» **Written instruction**:
Go through each line of the records below and count those with the word "Francisci"; give only the total.
-- Start Record set --
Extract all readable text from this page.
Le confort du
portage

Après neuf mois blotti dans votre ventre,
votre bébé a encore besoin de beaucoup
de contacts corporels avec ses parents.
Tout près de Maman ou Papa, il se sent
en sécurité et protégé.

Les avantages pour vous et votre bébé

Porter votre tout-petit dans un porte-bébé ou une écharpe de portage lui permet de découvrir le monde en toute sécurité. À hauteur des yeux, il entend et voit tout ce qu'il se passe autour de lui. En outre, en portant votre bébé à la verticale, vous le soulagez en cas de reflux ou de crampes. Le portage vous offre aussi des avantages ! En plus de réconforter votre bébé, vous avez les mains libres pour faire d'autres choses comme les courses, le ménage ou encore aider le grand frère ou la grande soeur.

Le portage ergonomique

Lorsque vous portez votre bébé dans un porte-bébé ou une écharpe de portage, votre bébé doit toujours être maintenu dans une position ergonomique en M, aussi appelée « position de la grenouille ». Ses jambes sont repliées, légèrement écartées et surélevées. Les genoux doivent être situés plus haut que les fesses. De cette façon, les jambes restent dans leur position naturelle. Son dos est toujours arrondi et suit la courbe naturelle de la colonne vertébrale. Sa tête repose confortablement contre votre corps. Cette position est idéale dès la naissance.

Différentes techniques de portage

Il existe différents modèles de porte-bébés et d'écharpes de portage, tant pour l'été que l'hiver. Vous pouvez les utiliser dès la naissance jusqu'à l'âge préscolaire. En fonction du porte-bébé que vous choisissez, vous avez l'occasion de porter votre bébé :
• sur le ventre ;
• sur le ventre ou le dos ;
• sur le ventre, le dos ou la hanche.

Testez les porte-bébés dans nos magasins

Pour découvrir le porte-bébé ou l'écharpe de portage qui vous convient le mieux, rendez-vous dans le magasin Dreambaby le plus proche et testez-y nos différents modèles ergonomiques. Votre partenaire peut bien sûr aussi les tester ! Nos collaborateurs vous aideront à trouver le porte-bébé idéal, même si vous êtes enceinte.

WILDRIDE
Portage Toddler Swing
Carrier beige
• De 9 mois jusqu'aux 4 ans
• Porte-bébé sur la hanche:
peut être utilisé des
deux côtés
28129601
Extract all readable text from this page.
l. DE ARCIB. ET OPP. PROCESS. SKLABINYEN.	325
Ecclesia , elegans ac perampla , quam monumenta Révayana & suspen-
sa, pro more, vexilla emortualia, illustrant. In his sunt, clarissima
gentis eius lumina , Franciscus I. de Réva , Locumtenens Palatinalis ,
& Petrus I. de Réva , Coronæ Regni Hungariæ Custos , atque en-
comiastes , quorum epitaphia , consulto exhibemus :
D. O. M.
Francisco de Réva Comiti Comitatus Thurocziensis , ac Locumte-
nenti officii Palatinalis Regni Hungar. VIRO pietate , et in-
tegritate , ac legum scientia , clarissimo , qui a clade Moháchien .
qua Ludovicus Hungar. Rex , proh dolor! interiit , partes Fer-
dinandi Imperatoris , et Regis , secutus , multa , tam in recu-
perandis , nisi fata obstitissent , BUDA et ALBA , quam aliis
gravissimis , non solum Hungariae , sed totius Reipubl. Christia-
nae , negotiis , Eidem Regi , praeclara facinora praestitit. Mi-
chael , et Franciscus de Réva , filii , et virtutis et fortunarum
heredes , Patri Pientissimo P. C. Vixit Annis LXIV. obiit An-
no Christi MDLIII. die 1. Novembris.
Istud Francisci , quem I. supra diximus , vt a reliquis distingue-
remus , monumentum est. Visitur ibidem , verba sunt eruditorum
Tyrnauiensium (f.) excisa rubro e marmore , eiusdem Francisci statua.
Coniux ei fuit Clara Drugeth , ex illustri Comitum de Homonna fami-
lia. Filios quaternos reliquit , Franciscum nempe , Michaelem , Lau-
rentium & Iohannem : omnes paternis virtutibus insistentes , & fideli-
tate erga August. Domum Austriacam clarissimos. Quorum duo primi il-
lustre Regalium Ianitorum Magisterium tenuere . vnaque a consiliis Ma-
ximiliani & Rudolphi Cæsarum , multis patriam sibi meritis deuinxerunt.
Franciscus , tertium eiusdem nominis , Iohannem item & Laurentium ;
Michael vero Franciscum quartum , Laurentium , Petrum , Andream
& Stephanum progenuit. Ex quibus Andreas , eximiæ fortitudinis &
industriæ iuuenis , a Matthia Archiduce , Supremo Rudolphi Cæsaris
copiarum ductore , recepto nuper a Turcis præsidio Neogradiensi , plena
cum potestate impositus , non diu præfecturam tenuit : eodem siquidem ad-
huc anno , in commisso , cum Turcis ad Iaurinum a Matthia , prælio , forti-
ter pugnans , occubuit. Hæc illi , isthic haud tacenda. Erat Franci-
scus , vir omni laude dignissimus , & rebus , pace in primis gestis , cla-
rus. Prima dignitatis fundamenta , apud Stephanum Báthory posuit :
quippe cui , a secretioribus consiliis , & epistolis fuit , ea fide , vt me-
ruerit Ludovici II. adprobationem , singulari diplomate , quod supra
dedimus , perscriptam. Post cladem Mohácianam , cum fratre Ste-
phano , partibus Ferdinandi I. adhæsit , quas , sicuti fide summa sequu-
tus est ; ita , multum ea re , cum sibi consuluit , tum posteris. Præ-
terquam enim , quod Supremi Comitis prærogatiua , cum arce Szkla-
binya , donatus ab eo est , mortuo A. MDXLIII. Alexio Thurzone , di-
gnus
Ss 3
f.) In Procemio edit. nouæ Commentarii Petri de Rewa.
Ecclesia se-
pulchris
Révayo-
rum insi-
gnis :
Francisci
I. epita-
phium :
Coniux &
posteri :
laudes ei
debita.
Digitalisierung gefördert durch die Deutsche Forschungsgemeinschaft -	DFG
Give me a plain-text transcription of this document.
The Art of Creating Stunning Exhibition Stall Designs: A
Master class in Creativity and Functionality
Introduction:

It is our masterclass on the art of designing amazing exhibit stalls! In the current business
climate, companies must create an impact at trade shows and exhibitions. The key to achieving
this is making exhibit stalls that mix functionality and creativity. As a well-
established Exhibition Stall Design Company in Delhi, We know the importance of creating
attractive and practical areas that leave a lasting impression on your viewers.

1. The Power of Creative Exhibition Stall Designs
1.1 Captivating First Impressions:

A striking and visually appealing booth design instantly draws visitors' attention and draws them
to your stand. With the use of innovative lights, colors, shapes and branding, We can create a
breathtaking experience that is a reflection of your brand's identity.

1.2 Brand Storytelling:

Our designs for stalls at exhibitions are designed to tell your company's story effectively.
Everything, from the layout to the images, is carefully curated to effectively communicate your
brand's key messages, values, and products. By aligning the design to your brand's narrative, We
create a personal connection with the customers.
-- End Record set --
» **Exercise response**:
3